PROBLEM TO SOLVE: Transcribe all of the data exactly. Omit the pictures.

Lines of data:

[BEGIN]

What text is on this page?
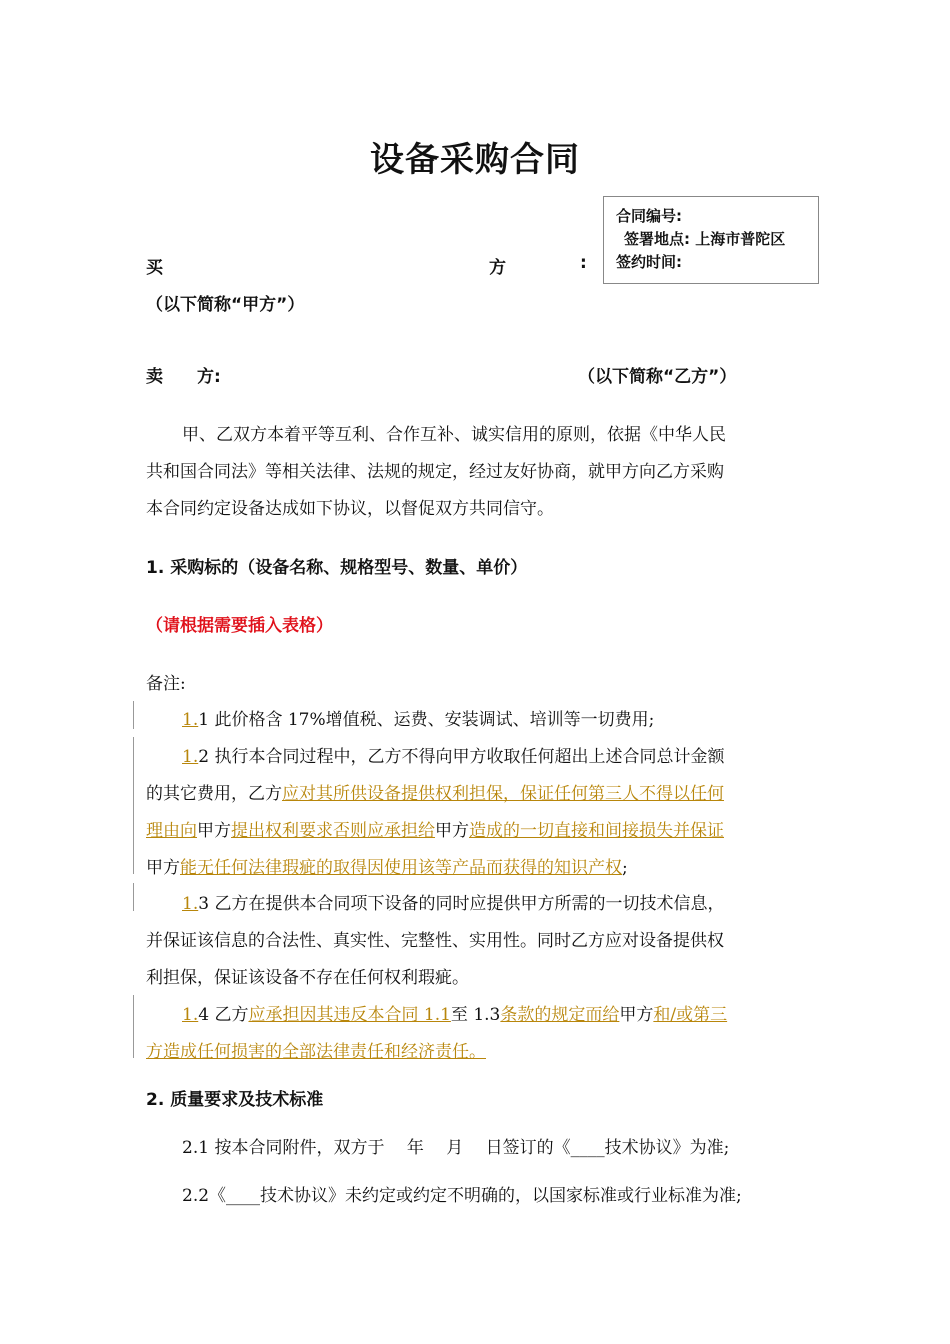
设备采购合同
合同编号:
签署地点: 上海市普陀区
签约时间:
买	方	:
（以下简称“甲方”）
卖　　方:	（以下简称“乙方”）
甲、乙双方本着平等互利、合作互补、诚实信用的原则，依据《中华人民
共和国合同法》等相关法律、法规的规定，经过友好协商，就甲方向乙方采购
本合同约定设备达成如下协议，以督促双方共同信守。
1. 采购标的（设备名称、规格型号、数量、单价）
（请根据需要插入表格）
备注:
1.1 此价格含 17%增值税、运费、安装调试、培训等一切费用;
1.2 执行本合同过程中，乙方不得向甲方收取任何超出上述合同总计金额
的其它费用，乙方应对其所供设备提供权利担保，保证任何第三人不得以任何
理由向甲方提出权利要求否则应承担给甲方造成的一切直接和间接损失并保证
甲方能无任何法律瑕疵的取得因使用该等产品而获得的知识产权;
1.3 乙方在提供本合同项下设备的同时应提供甲方所需的一切技术信息，
并保证该信息的合法性、真实性、完整性、实用性。同时乙方应对设备提供权
利担保，保证该设备不存在任何权利瑕疵。
1.4 乙方应承担因其违反本合同 1.1至 1.3条款的规定而给甲方和/或第三
方造成任何损害的全部法律责任和经济责任。
2. 质量要求及技术标准
2.1 按本合同附件，双方于　 年　 月　 日签订的《____技术协议》为准;
2.2《____技术协议》未约定或约定不明确的，以国家标准或行业标准为准;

[END]

TASK ANSWER:
What text is on this page?
设备采购合同
合同编号:
签署地点: 上海市普陀区
签约时间:
买	方	:
（以下简称“甲方”）
卖　　方:	（以下简称“乙方”）
甲、乙双方本着平等互利、合作互补、诚实信用的原则，依据《中华人民
共和国合同法》等相关法律、法规的规定，经过友好协商，就甲方向乙方采购
本合同约定设备达成如下协议，以督促双方共同信守。
1. 采购标的（设备名称、规格型号、数量、单价）
（请根据需要插入表格）
备注:
1.1 此价格含 17%增值税、运费、安装调试、培训等一切费用;
1.2 执行本合同过程中，乙方不得向甲方收取任何超出上述合同总计金额
的其它费用，乙方应对其所供设备提供权利担保，保证任何第三人不得以任何
理由向甲方提出权利要求否则应承担给甲方造成的一切直接和间接损失并保证
甲方能无任何法律瑕疵的取得因使用该等产品而获得的知识产权;
1.3 乙方在提供本合同项下设备的同时应提供甲方所需的一切技术信息，
并保证该信息的合法性、真实性、完整性、实用性。同时乙方应对设备提供权
利担保，保证该设备不存在任何权利瑕疵。
1.4 乙方应承担因其违反本合同 1.1至 1.3条款的规定而给甲方和/或第三
方造成任何损害的全部法律责任和经济责任。
2. 质量要求及技术标准
2.1 按本合同附件，双方于　 年　 月　 日签订的《____技术协议》为准;
2.2《____技术协议》未约定或约定不明确的，以国家标准或行业标准为准;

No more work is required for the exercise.